## Stated goal:
Repeat the listing in full, exactly as it stands.

## Input data:
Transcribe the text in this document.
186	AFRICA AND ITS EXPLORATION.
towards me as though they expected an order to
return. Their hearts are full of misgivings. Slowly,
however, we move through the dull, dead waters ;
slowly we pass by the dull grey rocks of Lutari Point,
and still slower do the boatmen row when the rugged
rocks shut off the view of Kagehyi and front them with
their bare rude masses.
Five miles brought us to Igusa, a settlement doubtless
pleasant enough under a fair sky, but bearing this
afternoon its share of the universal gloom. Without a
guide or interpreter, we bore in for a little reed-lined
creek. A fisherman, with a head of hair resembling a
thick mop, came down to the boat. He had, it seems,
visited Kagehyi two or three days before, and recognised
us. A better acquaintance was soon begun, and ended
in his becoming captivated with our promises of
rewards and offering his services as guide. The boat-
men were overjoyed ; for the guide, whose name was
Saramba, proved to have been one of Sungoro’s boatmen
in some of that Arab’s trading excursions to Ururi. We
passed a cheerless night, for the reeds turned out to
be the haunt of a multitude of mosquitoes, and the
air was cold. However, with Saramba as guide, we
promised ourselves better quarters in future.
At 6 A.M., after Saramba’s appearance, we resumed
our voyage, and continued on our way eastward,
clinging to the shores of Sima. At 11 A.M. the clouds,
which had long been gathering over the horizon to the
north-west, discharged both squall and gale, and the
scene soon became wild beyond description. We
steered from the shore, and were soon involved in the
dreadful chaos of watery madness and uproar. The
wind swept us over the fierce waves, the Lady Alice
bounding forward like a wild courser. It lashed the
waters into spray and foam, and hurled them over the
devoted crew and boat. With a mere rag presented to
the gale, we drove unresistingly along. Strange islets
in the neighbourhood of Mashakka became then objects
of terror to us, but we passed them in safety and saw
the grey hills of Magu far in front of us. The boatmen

## Full response:
Transcribe the text in this document.
186	AFRICA AND ITS EXPLORATION.
towards me as though they expected an order to
return. Their hearts are full of misgivings. Slowly,
however, we move through the dull, dead waters ;
slowly we pass by the dull grey rocks of Lutari Point,
and still slower do the boatmen row when the rugged
rocks shut off the view of Kagehyi and front them with
their bare rude masses.
Five miles brought us to Igusa, a settlement doubtless
pleasant enough under a fair sky, but bearing this
afternoon its share of the universal gloom. Without a
guide or interpreter, we bore in for a little reed-lined
creek. A fisherman, with a head of hair resembling a
thick mop, came down to the boat. He had, it seems,
visited Kagehyi two or three days before, and recognised
us. A better acquaintance was soon begun, and ended
in his becoming captivated with our promises of
rewards and offering his services as guide. The boat-
men were overjoyed ; for the guide, whose name was
Saramba, proved to have been one of Sungoro’s boatmen
in some of that Arab’s trading excursions to Ururi. We
passed a cheerless night, for the reeds turned out to
be the haunt of a multitude of mosquitoes, and the
air was cold. However, with Saramba as guide, we
promised ourselves better quarters in future.
At 6 A.M., after Saramba’s appearance, we resumed
our voyage, and continued on our way eastward,
clinging to the shores of Sima. At 11 A.M. the clouds,
which had long been gathering over the horizon to the
north-west, discharged both squall and gale, and the
scene soon became wild beyond description. We
steered from the shore, and were soon involved in the
dreadful chaos of watery madness and uproar. The
wind swept us over the fierce waves, the Lady Alice
bounding forward like a wild courser. It lashed the
waters into spray and foam, and hurled them over the
devoted crew and boat. With a mere rag presented to
the gale, we drove unresistingly along. Strange islets
in the neighbourhood of Mashakka became then objects
of terror to us, but we passed them in safety and saw
the grey hills of Magu far in front of us. The boatmen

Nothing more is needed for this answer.